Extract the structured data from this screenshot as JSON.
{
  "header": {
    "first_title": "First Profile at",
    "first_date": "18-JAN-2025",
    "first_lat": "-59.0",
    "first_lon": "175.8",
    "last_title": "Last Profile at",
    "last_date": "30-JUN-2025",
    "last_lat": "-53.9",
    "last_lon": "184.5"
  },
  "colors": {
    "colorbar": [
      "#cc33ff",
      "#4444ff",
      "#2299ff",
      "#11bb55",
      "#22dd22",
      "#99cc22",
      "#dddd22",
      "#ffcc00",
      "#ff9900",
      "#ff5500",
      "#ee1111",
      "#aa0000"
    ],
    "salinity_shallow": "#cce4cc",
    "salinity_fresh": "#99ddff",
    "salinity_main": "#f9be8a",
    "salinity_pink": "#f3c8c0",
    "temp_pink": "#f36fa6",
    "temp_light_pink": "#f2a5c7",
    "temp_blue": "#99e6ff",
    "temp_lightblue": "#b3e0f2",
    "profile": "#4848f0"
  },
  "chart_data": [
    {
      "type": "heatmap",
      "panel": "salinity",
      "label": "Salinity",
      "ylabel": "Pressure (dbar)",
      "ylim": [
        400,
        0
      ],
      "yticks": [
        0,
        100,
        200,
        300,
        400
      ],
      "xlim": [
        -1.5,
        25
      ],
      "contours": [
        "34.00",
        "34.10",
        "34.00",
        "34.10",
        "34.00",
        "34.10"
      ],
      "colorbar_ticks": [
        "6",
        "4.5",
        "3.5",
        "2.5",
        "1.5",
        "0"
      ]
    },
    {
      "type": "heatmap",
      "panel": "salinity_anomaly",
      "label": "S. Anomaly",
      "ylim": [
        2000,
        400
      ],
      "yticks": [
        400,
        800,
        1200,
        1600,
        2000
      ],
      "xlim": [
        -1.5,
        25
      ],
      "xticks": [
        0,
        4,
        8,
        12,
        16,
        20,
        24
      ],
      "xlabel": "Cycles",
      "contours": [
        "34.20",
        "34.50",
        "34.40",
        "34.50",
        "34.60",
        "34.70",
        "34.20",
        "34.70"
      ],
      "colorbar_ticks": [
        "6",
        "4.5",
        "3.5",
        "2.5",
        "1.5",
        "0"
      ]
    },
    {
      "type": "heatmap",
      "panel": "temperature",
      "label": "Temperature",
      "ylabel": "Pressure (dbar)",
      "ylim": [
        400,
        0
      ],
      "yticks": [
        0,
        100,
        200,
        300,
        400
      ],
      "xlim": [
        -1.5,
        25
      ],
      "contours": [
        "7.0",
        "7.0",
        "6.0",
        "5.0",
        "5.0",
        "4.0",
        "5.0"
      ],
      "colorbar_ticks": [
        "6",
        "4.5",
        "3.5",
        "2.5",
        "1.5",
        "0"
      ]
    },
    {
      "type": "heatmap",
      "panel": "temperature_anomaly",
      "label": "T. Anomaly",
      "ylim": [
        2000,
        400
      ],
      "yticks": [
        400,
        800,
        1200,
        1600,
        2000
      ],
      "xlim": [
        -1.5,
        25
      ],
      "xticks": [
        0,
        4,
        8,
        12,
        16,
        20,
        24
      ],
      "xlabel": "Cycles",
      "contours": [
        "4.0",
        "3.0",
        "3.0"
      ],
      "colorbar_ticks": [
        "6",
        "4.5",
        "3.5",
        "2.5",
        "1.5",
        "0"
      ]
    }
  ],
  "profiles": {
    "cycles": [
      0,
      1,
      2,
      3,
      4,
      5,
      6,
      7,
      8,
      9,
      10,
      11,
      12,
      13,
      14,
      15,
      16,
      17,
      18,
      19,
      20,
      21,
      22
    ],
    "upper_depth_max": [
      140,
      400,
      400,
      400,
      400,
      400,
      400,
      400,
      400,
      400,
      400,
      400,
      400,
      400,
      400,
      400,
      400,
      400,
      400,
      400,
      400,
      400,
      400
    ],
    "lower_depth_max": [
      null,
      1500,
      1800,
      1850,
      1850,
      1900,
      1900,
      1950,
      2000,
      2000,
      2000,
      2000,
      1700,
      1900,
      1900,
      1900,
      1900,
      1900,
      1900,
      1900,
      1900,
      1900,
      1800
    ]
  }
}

> [YOUR TASK]:
Repeat the entries above exactly, leaving nothing out.

> [COMPLETE ANSWER]:
Extract the structured data from this screenshot as JSON.
{
  "header": {
    "first_title": "First Profile at",
    "first_date": "18-JAN-2025",
    "first_lat": "-59.0",
    "first_lon": "175.8",
    "last_title": "Last Profile at",
    "last_date": "30-JUN-2025",
    "last_lat": "-53.9",
    "last_lon": "184.5"
  },
  "colors": {
    "colorbar": [
      "#cc33ff",
      "#4444ff",
      "#2299ff",
      "#11bb55",
      "#22dd22",
      "#99cc22",
      "#dddd22",
      "#ffcc00",
      "#ff9900",
      "#ff5500",
      "#ee1111",
      "#aa0000"
    ],
    "salinity_shallow": "#cce4cc",
    "salinity_fresh": "#99ddff",
    "salinity_main": "#f9be8a",
    "salinity_pink": "#f3c8c0",
    "temp_pink": "#f36fa6",
    "temp_light_pink": "#f2a5c7",
    "temp_blue": "#99e6ff",
    "temp_lightblue": "#b3e0f2",
    "profile": "#4848f0"
  },
  "chart_data": [
    {
      "type": "heatmap",
      "panel": "salinity",
      "label": "Salinity",
      "ylabel": "Pressure (dbar)",
      "ylim": [
        400,
        0
      ],
      "yticks": [
        0,
        100,
        200,
        300,
        400
      ],
      "xlim": [
        -1.5,
        25
      ],
      "contours": [
        "34.00",
        "34.10",
        "34.00",
        "34.10",
        "34.00",
        "34.10"
      ],
      "colorbar_ticks": [
        "6",
        "4.5",
        "3.5",
        "2.5",
        "1.5",
        "0"
      ]
    },
    {
      "type": "heatmap",
      "panel": "salinity_anomaly",
      "label": "S. Anomaly",
      "ylim": [
        2000,
        400
      ],
      "yticks": [
        400,
        800,
        1200,
        1600,
        2000
      ],
      "xlim": [
        -1.5,
        25
      ],
      "xticks": [
        0,
        4,
        8,
        12,
        16,
        20,
        24
      ],
      "xlabel": "Cycles",
      "contours": [
        "34.20",
        "34.50",
        "34.40",
        "34.50",
        "34.60",
        "34.70",
        "34.20",
        "34.70"
      ],
      "colorbar_ticks": [
        "6",
        "4.5",
        "3.5",
        "2.5",
        "1.5",
        "0"
      ]
    },
    {
      "type": "heatmap",
      "panel": "temperature",
      "label": "Temperature",
      "ylabel": "Pressure (dbar)",
      "ylim": [
        400,
        0
      ],
      "yticks": [
        0,
        100,
        200,
        300,
        400
      ],
      "xlim": [
        -1.5,
        25
      ],
      "contours": [
        "7.0",
        "7.0",
        "6.0",
        "5.0",
        "5.0",
        "4.0",
        "5.0"
      ],
      "colorbar_ticks": [
        "6",
        "4.5",
        "3.5",
        "2.5",
        "1.5",
        "0"
      ]
    },
    {
      "type": "heatmap",
      "panel": "temperature_anomaly",
      "label": "T. Anomaly",
      "ylim": [
        2000,
        400
      ],
      "yticks": [
        400,
        800,
        1200,
        1600,
        2000
      ],
      "xlim": [
        -1.5,
        25
      ],
      "xticks": [
        0,
        4,
        8,
        12,
        16,
        20,
        24
      ],
      "xlabel": "Cycles",
      "contours": [
        "4.0",
        "3.0",
        "3.0"
      ],
      "colorbar_ticks": [
        "6",
        "4.5",
        "3.5",
        "2.5",
        "1.5",
        "0"
      ]
    }
  ],
  "profiles": {
    "cycles": [
      0,
      1,
      2,
      3,
      4,
      5,
      6,
      7,
      8,
      9,
      10,
      11,
      12,
      13,
      14,
      15,
      16,
      17,
      18,
      19,
      20,
      21,
      22
    ],
    "upper_depth_max": [
      140,
      400,
      400,
      400,
      400,
      400,
      400,
      400,
      400,
      400,
      400,
      400,
      400,
      400,
      400,
      400,
      400,
      400,
      400,
      400,
      400,
      400,
      400
    ],
    "lower_depth_max": [
      null,
      1500,
      1800,
      1850,
      1850,
      1900,
      1900,
      1950,
      2000,
      2000,
      2000,
      2000,
      1700,
      1900,
      1900,
      1900,
      1900,
      1900,
      1900,
      1900,
      1900,
      1900,
      1800
    ]
  }
}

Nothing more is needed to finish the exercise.